SHORT EXERCISE -> Your task is to print every entry below exactly as given.

____ PROVIDED MATERIAL

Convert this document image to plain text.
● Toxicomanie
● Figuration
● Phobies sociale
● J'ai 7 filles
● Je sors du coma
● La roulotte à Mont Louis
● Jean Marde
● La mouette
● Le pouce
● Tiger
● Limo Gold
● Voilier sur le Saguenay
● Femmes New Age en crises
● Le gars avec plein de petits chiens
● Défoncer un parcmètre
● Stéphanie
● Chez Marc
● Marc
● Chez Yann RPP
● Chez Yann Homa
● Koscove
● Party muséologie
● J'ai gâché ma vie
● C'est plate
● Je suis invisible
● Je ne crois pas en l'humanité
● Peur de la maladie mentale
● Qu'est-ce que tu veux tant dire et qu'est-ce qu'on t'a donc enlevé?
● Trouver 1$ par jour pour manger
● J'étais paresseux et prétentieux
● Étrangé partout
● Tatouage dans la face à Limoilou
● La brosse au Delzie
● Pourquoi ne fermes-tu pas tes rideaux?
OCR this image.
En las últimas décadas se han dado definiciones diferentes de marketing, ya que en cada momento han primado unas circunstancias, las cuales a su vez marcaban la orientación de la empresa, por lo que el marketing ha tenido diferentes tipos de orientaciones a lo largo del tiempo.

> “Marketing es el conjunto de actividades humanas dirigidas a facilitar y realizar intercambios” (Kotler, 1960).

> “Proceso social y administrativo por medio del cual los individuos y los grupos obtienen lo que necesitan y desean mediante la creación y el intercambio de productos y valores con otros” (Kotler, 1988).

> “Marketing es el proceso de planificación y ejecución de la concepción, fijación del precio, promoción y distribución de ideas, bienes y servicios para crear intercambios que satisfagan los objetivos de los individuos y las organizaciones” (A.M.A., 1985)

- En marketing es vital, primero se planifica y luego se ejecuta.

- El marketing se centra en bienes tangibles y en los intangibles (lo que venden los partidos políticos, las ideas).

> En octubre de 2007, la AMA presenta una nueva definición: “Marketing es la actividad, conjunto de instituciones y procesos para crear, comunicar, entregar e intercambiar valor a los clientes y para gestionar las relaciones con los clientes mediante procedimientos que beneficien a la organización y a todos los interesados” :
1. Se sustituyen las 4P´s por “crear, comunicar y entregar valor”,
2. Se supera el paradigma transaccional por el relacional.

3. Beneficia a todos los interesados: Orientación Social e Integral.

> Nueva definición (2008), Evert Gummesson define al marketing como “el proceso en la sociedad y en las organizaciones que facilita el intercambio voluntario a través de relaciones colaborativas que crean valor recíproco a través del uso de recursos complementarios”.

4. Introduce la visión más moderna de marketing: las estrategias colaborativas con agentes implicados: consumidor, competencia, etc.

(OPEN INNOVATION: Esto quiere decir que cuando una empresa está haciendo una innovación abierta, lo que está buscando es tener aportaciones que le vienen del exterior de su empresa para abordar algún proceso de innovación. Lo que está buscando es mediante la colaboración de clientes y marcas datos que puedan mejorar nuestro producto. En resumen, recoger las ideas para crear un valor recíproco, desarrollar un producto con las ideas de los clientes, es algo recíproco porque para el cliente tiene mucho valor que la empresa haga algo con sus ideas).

________

COMPLETE RESPONSE ->
Convert this document image to plain text.
● Toxicomanie
● Figuration
● Phobies sociale
● J'ai 7 filles
● Je sors du coma
● La roulotte à Mont Louis
● Jean Marde
● La mouette
● Le pouce
● Tiger
● Limo Gold
● Voilier sur le Saguenay
● Femmes New Age en crises
● Le gars avec plein de petits chiens
● Défoncer un parcmètre
● Stéphanie
● Chez Marc
● Marc
● Chez Yann RPP
● Chez Yann Homa
● Koscove
● Party muséologie
● J'ai gâché ma vie
● C'est plate
● Je suis invisible
● Je ne crois pas en l'humanité
● Peur de la maladie mentale
● Qu'est-ce que tu veux tant dire et qu'est-ce qu'on t'a donc enlevé?
● Trouver 1$ par jour pour manger
● J'étais paresseux et prétentieux
● Étrangé partout
● Tatouage dans la face à Limoilou
● La brosse au Delzie
● Pourquoi ne fermes-tu pas tes rideaux?
OCR this image.
En las últimas décadas se han dado definiciones diferentes de marketing, ya que en cada momento han primado unas circunstancias, las cuales a su vez marcaban la orientación de la empresa, por lo que el marketing ha tenido diferentes tipos de orientaciones a lo largo del tiempo.

> “Marketing es el conjunto de actividades humanas dirigidas a facilitar y realizar intercambios” (Kotler, 1960).

> “Proceso social y administrativo por medio del cual los individuos y los grupos obtienen lo que necesitan y desean mediante la creación y el intercambio de productos y valores con otros” (Kotler, 1988).

> “Marketing es el proceso de planificación y ejecución de la concepción, fijación del precio, promoción y distribución de ideas, bienes y servicios para crear intercambios que satisfagan los objetivos de los individuos y las organizaciones” (A.M.A., 1985)

- En marketing es vital, primero se planifica y luego se ejecuta.

- El marketing se centra en bienes tangibles y en los intangibles (lo que venden los partidos políticos, las ideas).

> En octubre de 2007, la AMA presenta una nueva definición: “Marketing es la actividad, conjunto de instituciones y procesos para crear, comunicar, entregar e intercambiar valor a los clientes y para gestionar las relaciones con los clientes mediante procedimientos que beneficien a la organización y a todos los interesados” :
1. Se sustituyen las 4P´s por “crear, comunicar y entregar valor”,
2. Se supera el paradigma transaccional por el relacional.

3. Beneficia a todos los interesados: Orientación Social e Integral.

> Nueva definición (2008), Evert Gummesson define al marketing como “el proceso en la sociedad y en las organizaciones que facilita el intercambio voluntario a través de relaciones colaborativas que crean valor recíproco a través del uso de recursos complementarios”.

4. Introduce la visión más moderna de marketing: las estrategias colaborativas con agentes implicados: consumidor, competencia, etc.

(OPEN INNOVATION: Esto quiere decir que cuando una empresa está haciendo una innovación abierta, lo que está buscando es tener aportaciones que le vienen del exterior de su empresa para abordar algún proceso de innovación. Lo que está buscando es mediante la colaboración de clientes y marcas datos que puedan mejorar nuestro producto. En resumen, recoger las ideas para crear un valor recíproco, desarrollar un producto con las ideas de los clientes, es algo recíproco porque para el cliente tiene mucho valor que la empresa haga algo con sus ideas).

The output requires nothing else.